Exercise aim:
Every record that follows must be duplicated exactly, with images left out.

Dataset entries:
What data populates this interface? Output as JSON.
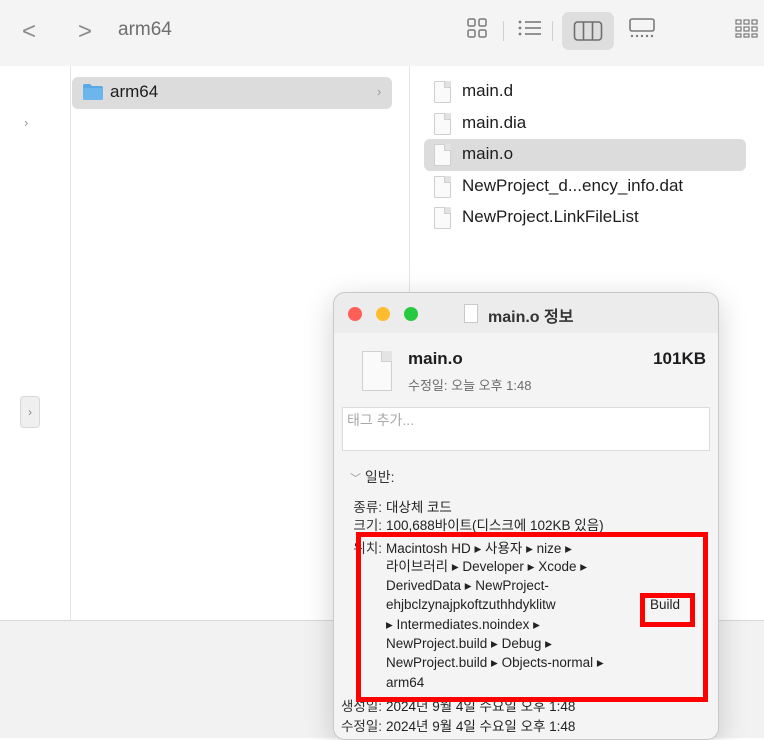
{
  "toolbar": {
    "title": "arm64",
    "back_glyph": "<",
    "forward_glyph": ">",
    "icons": [
      "icon-view-grid",
      "list-view-icon",
      "column-view-icon",
      "gallery-view-icon",
      "group-icon"
    ]
  },
  "column1": {
    "folder": {
      "label": "arm64",
      "icon": "folder-icon"
    }
  },
  "files": [
    {
      "label": "main.d"
    },
    {
      "label": "main.dia"
    },
    {
      "label": "main.o",
      "selected": true
    },
    {
      "label": "NewProject_d...ency_info.dat"
    },
    {
      "label": "NewProject.LinkFileList"
    }
  ],
  "info_window": {
    "title": "main.o 정보",
    "file_name": "main.o",
    "file_size": "101KB",
    "modified": "수정일: 오늘 오후 1:48",
    "tag_placeholder": "태그 추가...",
    "section": "일반:",
    "kind_label": "종류:",
    "kind_value": "대상체 코드",
    "size_label": "크기:",
    "size_value": "100,688바이트(디스크에 102KB 있음)",
    "where_label": "위치:",
    "where_lines": [
      "Macintosh HD ▸ 사용자 ▸ nize ▸",
      "라이브러리 ▸ Developer ▸ Xcode ▸",
      "DerivedData ▸ NewProject-",
      "ehjbclzynajpkoftzuthhdyklitw",
      "▸ Intermediates.noindex ▸",
      "NewProject.build ▸ Debug ▸",
      "NewProject.build ▸ Objects-normal ▸",
      "arm64"
    ],
    "build_word": "Build",
    "created_label": "생성일:",
    "created_value": "2024년 9월 4일 수요일 오후 1:48",
    "modified_label": "수정일:",
    "modified_value": "2024년 9월 4일 수요일 오후 1:48"
  },
  "colors": {
    "highlight_red": "#ff0000",
    "traffic_close": "#fe5f57",
    "traffic_minimize": "#febc2e",
    "traffic_zoom": "#28c840",
    "folder_blue": "#5aa9e6"
  }
}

Output of the exercise:
What data populates this interface? Output as JSON.
{
  "toolbar": {
    "title": "arm64",
    "back_glyph": "<",
    "forward_glyph": ">",
    "icons": [
      "icon-view-grid",
      "list-view-icon",
      "column-view-icon",
      "gallery-view-icon",
      "group-icon"
    ]
  },
  "column1": {
    "folder": {
      "label": "arm64",
      "icon": "folder-icon"
    }
  },
  "files": [
    {
      "label": "main.d"
    },
    {
      "label": "main.dia"
    },
    {
      "label": "main.o",
      "selected": true
    },
    {
      "label": "NewProject_d...ency_info.dat"
    },
    {
      "label": "NewProject.LinkFileList"
    }
  ],
  "info_window": {
    "title": "main.o 정보",
    "file_name": "main.o",
    "file_size": "101KB",
    "modified": "수정일: 오늘 오후 1:48",
    "tag_placeholder": "태그 추가...",
    "section": "일반:",
    "kind_label": "종류:",
    "kind_value": "대상체 코드",
    "size_label": "크기:",
    "size_value": "100,688바이트(디스크에 102KB 있음)",
    "where_label": "위치:",
    "where_lines": [
      "Macintosh HD ▸ 사용자 ▸ nize ▸",
      "라이브러리 ▸ Developer ▸ Xcode ▸",
      "DerivedData ▸ NewProject-",
      "ehjbclzynajpkoftzuthhdyklitw",
      "▸ Intermediates.noindex ▸",
      "NewProject.build ▸ Debug ▸",
      "NewProject.build ▸ Objects-normal ▸",
      "arm64"
    ],
    "build_word": "Build",
    "created_label": "생성일:",
    "created_value": "2024년 9월 4일 수요일 오후 1:48",
    "modified_label": "수정일:",
    "modified_value": "2024년 9월 4일 수요일 오후 1:48"
  },
  "colors": {
    "highlight_red": "#ff0000",
    "traffic_close": "#fe5f57",
    "traffic_minimize": "#febc2e",
    "traffic_zoom": "#28c840",
    "folder_blue": "#5aa9e6"
  }
}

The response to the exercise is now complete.